+++ Data for this exercise +++

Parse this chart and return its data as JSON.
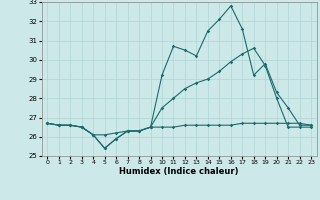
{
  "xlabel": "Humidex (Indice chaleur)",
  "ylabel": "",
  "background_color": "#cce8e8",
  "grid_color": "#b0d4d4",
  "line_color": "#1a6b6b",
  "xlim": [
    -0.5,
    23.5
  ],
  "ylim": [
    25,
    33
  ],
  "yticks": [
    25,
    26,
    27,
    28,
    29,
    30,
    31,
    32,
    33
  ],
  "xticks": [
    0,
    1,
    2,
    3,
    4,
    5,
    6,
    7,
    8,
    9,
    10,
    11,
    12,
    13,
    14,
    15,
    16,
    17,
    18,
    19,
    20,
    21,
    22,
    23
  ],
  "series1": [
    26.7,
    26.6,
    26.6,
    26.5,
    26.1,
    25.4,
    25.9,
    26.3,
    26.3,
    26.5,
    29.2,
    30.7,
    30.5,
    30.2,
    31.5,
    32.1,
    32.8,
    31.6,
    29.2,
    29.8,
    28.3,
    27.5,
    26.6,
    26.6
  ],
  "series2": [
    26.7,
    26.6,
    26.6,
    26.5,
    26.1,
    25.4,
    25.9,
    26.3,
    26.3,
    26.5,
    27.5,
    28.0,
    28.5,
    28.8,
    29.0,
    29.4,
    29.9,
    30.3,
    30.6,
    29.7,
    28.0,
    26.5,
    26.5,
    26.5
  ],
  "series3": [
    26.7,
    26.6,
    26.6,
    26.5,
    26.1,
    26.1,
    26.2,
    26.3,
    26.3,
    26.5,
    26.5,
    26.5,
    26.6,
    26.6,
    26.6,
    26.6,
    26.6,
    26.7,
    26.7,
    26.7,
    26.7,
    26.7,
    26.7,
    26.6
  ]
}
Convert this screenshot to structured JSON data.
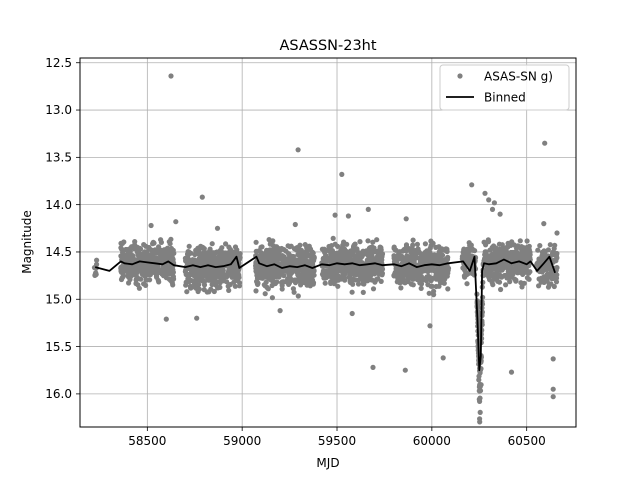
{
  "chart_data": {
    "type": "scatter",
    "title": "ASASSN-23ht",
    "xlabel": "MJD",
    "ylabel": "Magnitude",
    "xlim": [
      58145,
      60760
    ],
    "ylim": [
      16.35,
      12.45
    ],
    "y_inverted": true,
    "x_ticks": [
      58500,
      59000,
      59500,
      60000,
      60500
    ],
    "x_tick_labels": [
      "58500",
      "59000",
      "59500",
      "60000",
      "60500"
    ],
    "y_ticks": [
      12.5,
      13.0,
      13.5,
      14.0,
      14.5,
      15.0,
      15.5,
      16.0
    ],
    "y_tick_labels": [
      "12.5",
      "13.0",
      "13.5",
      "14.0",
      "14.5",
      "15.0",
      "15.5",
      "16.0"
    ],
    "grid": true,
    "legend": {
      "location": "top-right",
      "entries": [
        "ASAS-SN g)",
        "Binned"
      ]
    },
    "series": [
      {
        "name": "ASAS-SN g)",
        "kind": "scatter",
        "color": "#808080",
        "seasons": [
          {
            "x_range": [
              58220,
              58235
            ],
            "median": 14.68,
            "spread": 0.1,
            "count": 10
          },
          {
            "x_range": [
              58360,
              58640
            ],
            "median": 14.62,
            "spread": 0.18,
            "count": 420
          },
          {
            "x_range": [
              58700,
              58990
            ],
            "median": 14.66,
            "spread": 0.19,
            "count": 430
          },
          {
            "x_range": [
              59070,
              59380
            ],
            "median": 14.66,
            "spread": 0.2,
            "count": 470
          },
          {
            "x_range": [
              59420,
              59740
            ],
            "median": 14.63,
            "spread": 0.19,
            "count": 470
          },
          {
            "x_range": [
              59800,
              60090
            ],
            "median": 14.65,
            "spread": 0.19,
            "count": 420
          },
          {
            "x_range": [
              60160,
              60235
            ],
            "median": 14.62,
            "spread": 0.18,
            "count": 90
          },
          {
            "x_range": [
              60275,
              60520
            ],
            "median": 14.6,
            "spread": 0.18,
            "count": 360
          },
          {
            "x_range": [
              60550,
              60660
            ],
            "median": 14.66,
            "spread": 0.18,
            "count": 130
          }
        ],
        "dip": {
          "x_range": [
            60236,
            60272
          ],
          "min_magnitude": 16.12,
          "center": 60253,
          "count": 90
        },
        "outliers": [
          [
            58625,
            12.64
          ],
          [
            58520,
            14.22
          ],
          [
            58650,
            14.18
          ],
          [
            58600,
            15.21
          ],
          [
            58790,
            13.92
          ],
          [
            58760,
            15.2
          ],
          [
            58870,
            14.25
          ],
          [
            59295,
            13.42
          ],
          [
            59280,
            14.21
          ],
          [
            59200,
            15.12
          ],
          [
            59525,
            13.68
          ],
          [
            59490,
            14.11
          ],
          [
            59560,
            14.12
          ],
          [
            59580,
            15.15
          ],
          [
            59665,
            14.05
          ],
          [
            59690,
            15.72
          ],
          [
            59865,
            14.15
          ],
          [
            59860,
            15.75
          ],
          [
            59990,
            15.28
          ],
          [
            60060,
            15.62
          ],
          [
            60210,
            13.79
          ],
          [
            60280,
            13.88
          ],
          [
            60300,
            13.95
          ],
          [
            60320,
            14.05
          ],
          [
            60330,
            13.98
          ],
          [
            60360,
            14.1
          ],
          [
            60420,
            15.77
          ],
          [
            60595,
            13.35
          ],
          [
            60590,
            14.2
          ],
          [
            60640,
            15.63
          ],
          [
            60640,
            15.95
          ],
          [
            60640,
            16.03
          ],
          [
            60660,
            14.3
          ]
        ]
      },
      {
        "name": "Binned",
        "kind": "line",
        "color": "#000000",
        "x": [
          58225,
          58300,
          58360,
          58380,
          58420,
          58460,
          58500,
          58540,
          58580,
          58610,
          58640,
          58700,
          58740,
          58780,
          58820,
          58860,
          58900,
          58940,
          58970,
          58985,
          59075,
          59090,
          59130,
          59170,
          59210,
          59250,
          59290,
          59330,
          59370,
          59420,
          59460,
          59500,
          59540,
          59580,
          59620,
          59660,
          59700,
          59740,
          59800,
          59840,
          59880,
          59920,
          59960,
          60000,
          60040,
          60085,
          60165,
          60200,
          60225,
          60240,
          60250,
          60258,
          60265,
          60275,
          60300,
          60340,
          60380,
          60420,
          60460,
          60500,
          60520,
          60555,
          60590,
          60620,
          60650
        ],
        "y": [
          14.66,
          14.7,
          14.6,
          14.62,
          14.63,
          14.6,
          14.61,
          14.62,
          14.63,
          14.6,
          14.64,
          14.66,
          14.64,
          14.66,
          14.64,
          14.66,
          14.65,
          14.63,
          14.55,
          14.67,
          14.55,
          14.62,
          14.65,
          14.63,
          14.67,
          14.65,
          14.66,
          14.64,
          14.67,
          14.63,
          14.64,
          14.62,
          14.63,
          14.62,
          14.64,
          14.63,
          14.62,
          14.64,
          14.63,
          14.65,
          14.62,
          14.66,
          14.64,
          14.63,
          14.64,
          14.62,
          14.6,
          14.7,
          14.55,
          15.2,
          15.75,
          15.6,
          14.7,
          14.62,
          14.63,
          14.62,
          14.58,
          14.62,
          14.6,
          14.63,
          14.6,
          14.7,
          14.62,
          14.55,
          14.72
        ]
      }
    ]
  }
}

+++

• Task goal:
Please set down each line of the data above exactly as written, without the pictures.

• The output:
Parse this chart and return its data as JSON.
{
  "xlabel": "Humidex (Indice chaleur)",
  "ylabel": "",
  "background_color": "#cce8e8",
  "grid_color": "#b0d4d4",
  "line_color": "#1a6b6b",
  "xlim": [
    -0.5,
    23.5
  ],
  "ylim": [
    25,
    33
  ],
  "yticks": [
    25,
    26,
    27,
    28,
    29,
    30,
    31,
    32,
    33
  ],
  "xticks": [
    0,
    1,
    2,
    3,
    4,
    5,
    6,
    7,
    8,
    9,
    10,
    11,
    12,
    13,
    14,
    15,
    16,
    17,
    18,
    19,
    20,
    21,
    22,
    23
  ],
  "series1": [
    26.7,
    26.6,
    26.6,
    26.5,
    26.1,
    25.4,
    25.9,
    26.3,
    26.3,
    26.5,
    29.2,
    30.7,
    30.5,
    30.2,
    31.5,
    32.1,
    32.8,
    31.6,
    29.2,
    29.8,
    28.3,
    27.5,
    26.6,
    26.6
  ],
  "series2": [
    26.7,
    26.6,
    26.6,
    26.5,
    26.1,
    25.4,
    25.9,
    26.3,
    26.3,
    26.5,
    27.5,
    28.0,
    28.5,
    28.8,
    29.0,
    29.4,
    29.9,
    30.3,
    30.6,
    29.7,
    28.0,
    26.5,
    26.5,
    26.5
  ],
  "series3": [
    26.7,
    26.6,
    26.6,
    26.5,
    26.1,
    26.1,
    26.2,
    26.3,
    26.3,
    26.5,
    26.5,
    26.5,
    26.6,
    26.6,
    26.6,
    26.6,
    26.6,
    26.7,
    26.7,
    26.7,
    26.7,
    26.7,
    26.7,
    26.6
  ]
}
Convert this screenshot to structured JSON data.
{
  "chart_data": {
    "type": "scatter",
    "title": "ASASSN-23ht",
    "xlabel": "MJD",
    "ylabel": "Magnitude",
    "xlim": [
      58145,
      60760
    ],
    "ylim": [
      16.35,
      12.45
    ],
    "y_inverted": true,
    "x_ticks": [
      58500,
      59000,
      59500,
      60000,
      60500
    ],
    "x_tick_labels": [
      "58500",
      "59000",
      "59500",
      "60000",
      "60500"
    ],
    "y_ticks": [
      12.5,
      13.0,
      13.5,
      14.0,
      14.5,
      15.0,
      15.5,
      16.0
    ],
    "y_tick_labels": [
      "12.5",
      "13.0",
      "13.5",
      "14.0",
      "14.5",
      "15.0",
      "15.5",
      "16.0"
    ],
    "grid": true,
    "legend": {
      "location": "top-right",
      "entries": [
        "ASAS-SN g)",
        "Binned"
      ]
    },
    "series": [
      {
        "name": "ASAS-SN g)",
        "kind": "scatter",
        "color": "#808080",
        "seasons": [
          {
            "x_range": [
              58220,
              58235
            ],
            "median": 14.68,
            "spread": 0.1,
            "count": 10
          },
          {
            "x_range": [
              58360,
              58640
            ],
            "median": 14.62,
            "spread": 0.18,
            "count": 420
          },
          {
            "x_range": [
              58700,
              58990
            ],
            "median": 14.66,
            "spread": 0.19,
            "count": 430
          },
          {
            "x_range": [
              59070,
              59380
            ],
            "median": 14.66,
            "spread": 0.2,
            "count": 470
          },
          {
            "x_range": [
              59420,
              59740
            ],
            "median": 14.63,
            "spread": 0.19,
            "count": 470
          },
          {
            "x_range": [
              59800,
              60090
            ],
            "median": 14.65,
            "spread": 0.19,
            "count": 420
          },
          {
            "x_range": [
              60160,
              60235
            ],
            "median": 14.62,
            "spread": 0.18,
            "count": 90
          },
          {
            "x_range": [
              60275,
              60520
            ],
            "median": 14.6,
            "spread": 0.18,
            "count": 360
          },
          {
            "x_range": [
              60550,
              60660
            ],
            "median": 14.66,
            "spread": 0.18,
            "count": 130
          }
        ],
        "dip": {
          "x_range": [
            60236,
            60272
          ],
          "min_magnitude": 16.12,
          "center": 60253,
          "count": 90
        },
        "outliers": [
          [
            58625,
            12.64
          ],
          [
            58520,
            14.22
          ],
          [
            58650,
            14.18
          ],
          [
            58600,
            15.21
          ],
          [
            58790,
            13.92
          ],
          [
            58760,
            15.2
          ],
          [
            58870,
            14.25
          ],
          [
            59295,
            13.42
          ],
          [
            59280,
            14.21
          ],
          [
            59200,
            15.12
          ],
          [
            59525,
            13.68
          ],
          [
            59490,
            14.11
          ],
          [
            59560,
            14.12
          ],
          [
            59580,
            15.15
          ],
          [
            59665,
            14.05
          ],
          [
            59690,
            15.72
          ],
          [
            59865,
            14.15
          ],
          [
            59860,
            15.75
          ],
          [
            59990,
            15.28
          ],
          [
            60060,
            15.62
          ],
          [
            60210,
            13.79
          ],
          [
            60280,
            13.88
          ],
          [
            60300,
            13.95
          ],
          [
            60320,
            14.05
          ],
          [
            60330,
            13.98
          ],
          [
            60360,
            14.1
          ],
          [
            60420,
            15.77
          ],
          [
            60595,
            13.35
          ],
          [
            60590,
            14.2
          ],
          [
            60640,
            15.63
          ],
          [
            60640,
            15.95
          ],
          [
            60640,
            16.03
          ],
          [
            60660,
            14.3
          ]
        ]
      },
      {
        "name": "Binned",
        "kind": "line",
        "color": "#000000",
        "x": [
          58225,
          58300,
          58360,
          58380,
          58420,
          58460,
          58500,
          58540,
          58580,
          58610,
          58640,
          58700,
          58740,
          58780,
          58820,
          58860,
          58900,
          58940,
          58970,
          58985,
          59075,
          59090,
          59130,
          59170,
          59210,
          59250,
          59290,
          59330,
          59370,
          59420,
          59460,
          59500,
          59540,
          59580,
          59620,
          59660,
          59700,
          59740,
          59800,
          59840,
          59880,
          59920,
          59960,
          60000,
          60040,
          60085,
          60165,
          60200,
          60225,
          60240,
          60250,
          60258,
          60265,
          60275,
          60300,
          60340,
          60380,
          60420,
          60460,
          60500,
          60520,
          60555,
          60590,
          60620,
          60650
        ],
        "y": [
          14.66,
          14.7,
          14.6,
          14.62,
          14.63,
          14.6,
          14.61,
          14.62,
          14.63,
          14.6,
          14.64,
          14.66,
          14.64,
          14.66,
          14.64,
          14.66,
          14.65,
          14.63,
          14.55,
          14.67,
          14.55,
          14.62,
          14.65,
          14.63,
          14.67,
          14.65,
          14.66,
          14.64,
          14.67,
          14.63,
          14.64,
          14.62,
          14.63,
          14.62,
          14.64,
          14.63,
          14.62,
          14.64,
          14.63,
          14.65,
          14.62,
          14.66,
          14.64,
          14.63,
          14.64,
          14.62,
          14.6,
          14.7,
          14.55,
          15.2,
          15.75,
          15.6,
          14.7,
          14.62,
          14.63,
          14.62,
          14.58,
          14.62,
          14.6,
          14.63,
          14.6,
          14.7,
          14.62,
          14.55,
          14.72
        ]
      }
    ]
  }
}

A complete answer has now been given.